»»

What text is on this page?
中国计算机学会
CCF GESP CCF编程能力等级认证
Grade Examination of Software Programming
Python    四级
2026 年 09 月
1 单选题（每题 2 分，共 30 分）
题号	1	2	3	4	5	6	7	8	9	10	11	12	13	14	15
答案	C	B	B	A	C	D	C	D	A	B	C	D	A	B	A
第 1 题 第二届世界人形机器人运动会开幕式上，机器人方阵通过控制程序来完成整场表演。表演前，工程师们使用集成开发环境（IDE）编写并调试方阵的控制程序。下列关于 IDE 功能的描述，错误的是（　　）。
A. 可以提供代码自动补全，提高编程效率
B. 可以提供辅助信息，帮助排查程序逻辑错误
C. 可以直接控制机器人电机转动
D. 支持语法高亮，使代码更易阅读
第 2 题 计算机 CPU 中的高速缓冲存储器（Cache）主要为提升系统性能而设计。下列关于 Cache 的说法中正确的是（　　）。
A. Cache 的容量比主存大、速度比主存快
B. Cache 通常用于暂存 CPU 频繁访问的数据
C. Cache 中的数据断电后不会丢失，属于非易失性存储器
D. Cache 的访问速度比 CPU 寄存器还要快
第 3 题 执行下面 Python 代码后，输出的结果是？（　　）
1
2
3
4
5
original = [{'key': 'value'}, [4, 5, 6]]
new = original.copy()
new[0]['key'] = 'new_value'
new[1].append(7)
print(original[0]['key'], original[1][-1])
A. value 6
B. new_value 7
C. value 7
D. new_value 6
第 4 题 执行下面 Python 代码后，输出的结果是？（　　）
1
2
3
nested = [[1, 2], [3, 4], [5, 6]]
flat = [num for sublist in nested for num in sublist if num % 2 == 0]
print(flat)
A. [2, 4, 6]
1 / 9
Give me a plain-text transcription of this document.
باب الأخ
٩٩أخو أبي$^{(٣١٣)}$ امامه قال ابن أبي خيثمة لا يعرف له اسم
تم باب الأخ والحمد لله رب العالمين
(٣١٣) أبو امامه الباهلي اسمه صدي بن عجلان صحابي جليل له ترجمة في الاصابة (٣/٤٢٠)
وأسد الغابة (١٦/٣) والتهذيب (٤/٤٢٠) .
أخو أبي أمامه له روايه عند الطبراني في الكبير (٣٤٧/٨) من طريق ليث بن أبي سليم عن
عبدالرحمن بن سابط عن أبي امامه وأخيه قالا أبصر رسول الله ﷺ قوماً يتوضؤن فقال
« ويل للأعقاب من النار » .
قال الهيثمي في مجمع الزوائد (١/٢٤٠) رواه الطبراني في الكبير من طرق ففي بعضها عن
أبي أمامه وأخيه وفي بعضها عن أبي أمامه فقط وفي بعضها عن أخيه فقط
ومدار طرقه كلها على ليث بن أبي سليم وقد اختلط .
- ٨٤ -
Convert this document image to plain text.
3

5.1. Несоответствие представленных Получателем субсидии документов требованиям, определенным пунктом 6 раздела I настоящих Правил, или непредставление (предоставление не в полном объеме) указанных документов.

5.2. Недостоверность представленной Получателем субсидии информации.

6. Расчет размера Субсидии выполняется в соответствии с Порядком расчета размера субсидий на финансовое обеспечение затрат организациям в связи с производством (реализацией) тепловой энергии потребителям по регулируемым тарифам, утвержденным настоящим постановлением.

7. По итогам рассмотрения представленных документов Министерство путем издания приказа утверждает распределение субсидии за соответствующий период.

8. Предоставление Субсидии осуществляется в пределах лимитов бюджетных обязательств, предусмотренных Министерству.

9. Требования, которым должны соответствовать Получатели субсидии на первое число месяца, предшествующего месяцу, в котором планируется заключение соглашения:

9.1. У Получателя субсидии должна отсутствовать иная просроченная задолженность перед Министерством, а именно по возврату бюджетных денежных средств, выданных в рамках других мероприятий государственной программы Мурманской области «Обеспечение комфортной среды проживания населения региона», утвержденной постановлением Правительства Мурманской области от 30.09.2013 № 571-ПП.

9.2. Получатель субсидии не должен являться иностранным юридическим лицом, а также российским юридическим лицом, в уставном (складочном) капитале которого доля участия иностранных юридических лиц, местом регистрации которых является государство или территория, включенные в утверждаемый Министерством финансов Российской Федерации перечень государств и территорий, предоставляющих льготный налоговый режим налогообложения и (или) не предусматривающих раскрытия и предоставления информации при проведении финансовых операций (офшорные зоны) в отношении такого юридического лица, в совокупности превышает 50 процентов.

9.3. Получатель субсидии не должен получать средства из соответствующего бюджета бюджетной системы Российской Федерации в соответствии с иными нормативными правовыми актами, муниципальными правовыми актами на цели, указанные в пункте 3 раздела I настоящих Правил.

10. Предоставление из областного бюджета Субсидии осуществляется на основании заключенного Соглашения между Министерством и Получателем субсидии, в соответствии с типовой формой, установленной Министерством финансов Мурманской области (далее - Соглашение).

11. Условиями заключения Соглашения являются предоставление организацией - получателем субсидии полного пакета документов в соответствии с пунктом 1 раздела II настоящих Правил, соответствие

««

• To be done: Find all the lines containing "下列关于" in the material, then copy them.

• Solution:
第 1 题 第二届世界人形机器人运动会开幕式上，机器人方阵通过控制程序来完成整场表演。表演前，工程师们使用集成开发环境（IDE）编写并调试方阵的控制程序。下列关于 IDE 功能的描述，错误的是（　　）。
第 2 题 计算机 CPU 中的高速缓冲存储器（Cache）主要为提升系统性能而设计。下列关于 Cache 的说法中正确的是（　　）。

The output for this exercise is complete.